__EXERCISE AIM__: Copy each of the following lines verbatim, keeping every character, number, and punctuation mark unchanged.

.....

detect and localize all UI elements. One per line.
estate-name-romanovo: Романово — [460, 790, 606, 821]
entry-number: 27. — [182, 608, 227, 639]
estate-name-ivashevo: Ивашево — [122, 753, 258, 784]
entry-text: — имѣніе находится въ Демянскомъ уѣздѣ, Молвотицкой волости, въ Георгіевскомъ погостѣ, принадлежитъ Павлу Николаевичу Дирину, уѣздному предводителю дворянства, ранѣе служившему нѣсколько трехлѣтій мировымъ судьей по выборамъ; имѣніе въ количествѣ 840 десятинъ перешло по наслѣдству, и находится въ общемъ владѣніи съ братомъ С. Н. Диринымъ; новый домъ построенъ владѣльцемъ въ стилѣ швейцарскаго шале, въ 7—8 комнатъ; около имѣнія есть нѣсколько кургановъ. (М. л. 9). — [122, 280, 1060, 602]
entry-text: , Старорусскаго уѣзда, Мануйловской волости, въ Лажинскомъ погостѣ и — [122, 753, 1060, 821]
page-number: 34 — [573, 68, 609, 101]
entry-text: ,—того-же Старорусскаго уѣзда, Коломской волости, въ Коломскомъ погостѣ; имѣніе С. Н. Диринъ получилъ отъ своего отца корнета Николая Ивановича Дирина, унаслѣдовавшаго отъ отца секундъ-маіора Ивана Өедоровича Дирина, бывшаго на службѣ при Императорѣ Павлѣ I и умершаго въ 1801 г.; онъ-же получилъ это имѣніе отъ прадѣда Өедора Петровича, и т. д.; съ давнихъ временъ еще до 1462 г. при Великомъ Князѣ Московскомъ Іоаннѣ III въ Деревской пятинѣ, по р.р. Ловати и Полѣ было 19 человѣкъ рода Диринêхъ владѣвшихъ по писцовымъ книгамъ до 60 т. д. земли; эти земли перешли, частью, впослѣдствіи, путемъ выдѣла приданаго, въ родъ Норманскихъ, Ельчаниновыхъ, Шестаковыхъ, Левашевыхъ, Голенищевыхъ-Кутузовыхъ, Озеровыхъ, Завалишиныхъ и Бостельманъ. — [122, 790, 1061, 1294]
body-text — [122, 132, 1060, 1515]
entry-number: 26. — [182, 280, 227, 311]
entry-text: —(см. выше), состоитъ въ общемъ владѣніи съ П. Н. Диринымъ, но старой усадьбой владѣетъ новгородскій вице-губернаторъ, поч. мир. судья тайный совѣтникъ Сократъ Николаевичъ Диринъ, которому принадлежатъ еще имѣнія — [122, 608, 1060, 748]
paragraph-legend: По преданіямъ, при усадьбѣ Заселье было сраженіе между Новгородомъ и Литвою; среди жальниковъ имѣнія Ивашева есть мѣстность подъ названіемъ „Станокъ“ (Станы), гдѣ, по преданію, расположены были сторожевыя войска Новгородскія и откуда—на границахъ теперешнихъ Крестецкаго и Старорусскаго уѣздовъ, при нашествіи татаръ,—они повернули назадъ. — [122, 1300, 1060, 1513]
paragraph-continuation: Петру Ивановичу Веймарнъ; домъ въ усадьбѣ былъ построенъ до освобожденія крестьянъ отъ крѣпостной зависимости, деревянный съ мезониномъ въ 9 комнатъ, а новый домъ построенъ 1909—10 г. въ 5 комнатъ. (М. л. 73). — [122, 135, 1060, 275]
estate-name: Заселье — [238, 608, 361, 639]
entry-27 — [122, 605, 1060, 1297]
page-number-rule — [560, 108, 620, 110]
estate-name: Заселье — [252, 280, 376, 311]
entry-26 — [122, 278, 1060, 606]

.....

__ANSWER FOR THE TASK__:
detect and localize all UI elements. One per line.
estate-name-romanovo: Романово — [460, 790, 606, 821]
entry-number: 27. — [182, 608, 227, 639]
estate-name-ivashevo: Ивашево — [122, 753, 258, 784]
entry-text: — имѣніе находится въ Демянскомъ уѣздѣ, Молвотицкой волости, въ Георгіевскомъ погостѣ, принадлежитъ Павлу Николаевичу Дирину, уѣздному предводителю дворянства, ранѣе служившему нѣсколько трехлѣтій мировымъ судьей по выборамъ; имѣніе въ количествѣ 840 десятинъ перешло по наслѣдству, и находится въ общемъ владѣніи съ братомъ С. Н. Диринымъ; новый домъ построенъ владѣльцемъ въ стилѣ швейцарскаго шале, въ 7—8 комнатъ; около имѣнія есть нѣсколько кургановъ. (М. л. 9). — [122, 280, 1060, 602]
entry-text: , Старорусскаго уѣзда, Мануйловской волости, въ Лажинскомъ погостѣ и — [122, 753, 1060, 821]
page-number: 34 — [573, 68, 609, 101]
entry-text: ,—того-же Старорусскаго уѣзда, Коломской волости, въ Коломскомъ погостѣ; имѣніе С. Н. Диринъ получилъ отъ своего отца корнета Николая Ивановича Дирина, унаслѣдовавшаго отъ отца секундъ-маіора Ивана Өедоровича Дирина, бывшаго на службѣ при Императорѣ Павлѣ I и умершаго въ 1801 г.; онъ-же получилъ это имѣніе отъ прадѣда Өедора Петровича, и т. д.; съ давнихъ временъ еще до 1462 г. при Великомъ Князѣ Московскомъ Іоаннѣ III въ Деревской пятинѣ, по р.р. Ловати и Полѣ было 19 человѣкъ рода Диринêхъ владѣвшихъ по писцовымъ книгамъ до 60 т. д. земли; эти земли перешли, частью, впослѣдствіи, путемъ выдѣла приданаго, въ родъ Норманскихъ, Ельчаниновыхъ, Шестаковыхъ, Левашевыхъ, Голенищевыхъ-Кутузовыхъ, Озеровыхъ, Завалишиныхъ и Бостельманъ. — [122, 790, 1061, 1294]
body-text — [122, 132, 1060, 1515]
entry-number: 26. — [182, 280, 227, 311]
entry-text: —(см. выше), состоитъ въ общемъ владѣніи съ П. Н. Диринымъ, но старой усадьбой владѣетъ новгородскій вице-губернаторъ, поч. мир. судья тайный совѣтникъ Сократъ Николаевичъ Диринъ, которому принадлежатъ еще имѣнія — [122, 608, 1060, 748]
paragraph-legend: По преданіямъ, при усадьбѣ Заселье было сраженіе между Новгородомъ и Литвою; среди жальниковъ имѣнія Ивашева есть мѣстность подъ названіемъ „Станокъ“ (Станы), гдѣ, по преданію, расположены были сторожевыя войска Новгородскія и откуда—на границахъ теперешнихъ Крестецкаго и Старорусскаго уѣздовъ, при нашествіи татаръ,—они повернули назадъ. — [122, 1300, 1060, 1513]
paragraph-continuation: Петру Ивановичу Веймарнъ; домъ въ усадьбѣ былъ построенъ до освобожденія крестьянъ отъ крѣпостной зависимости, деревянный съ мезониномъ въ 9 комнатъ, а новый домъ построенъ 1909—10 г. въ 5 комнатъ. (М. л. 73). — [122, 135, 1060, 275]
estate-name: Заселье — [238, 608, 361, 639]
entry-27 — [122, 605, 1060, 1297]
page-number-rule — [560, 108, 620, 110]
estate-name: Заселье — [252, 280, 376, 311]
entry-26 — [122, 278, 1060, 606]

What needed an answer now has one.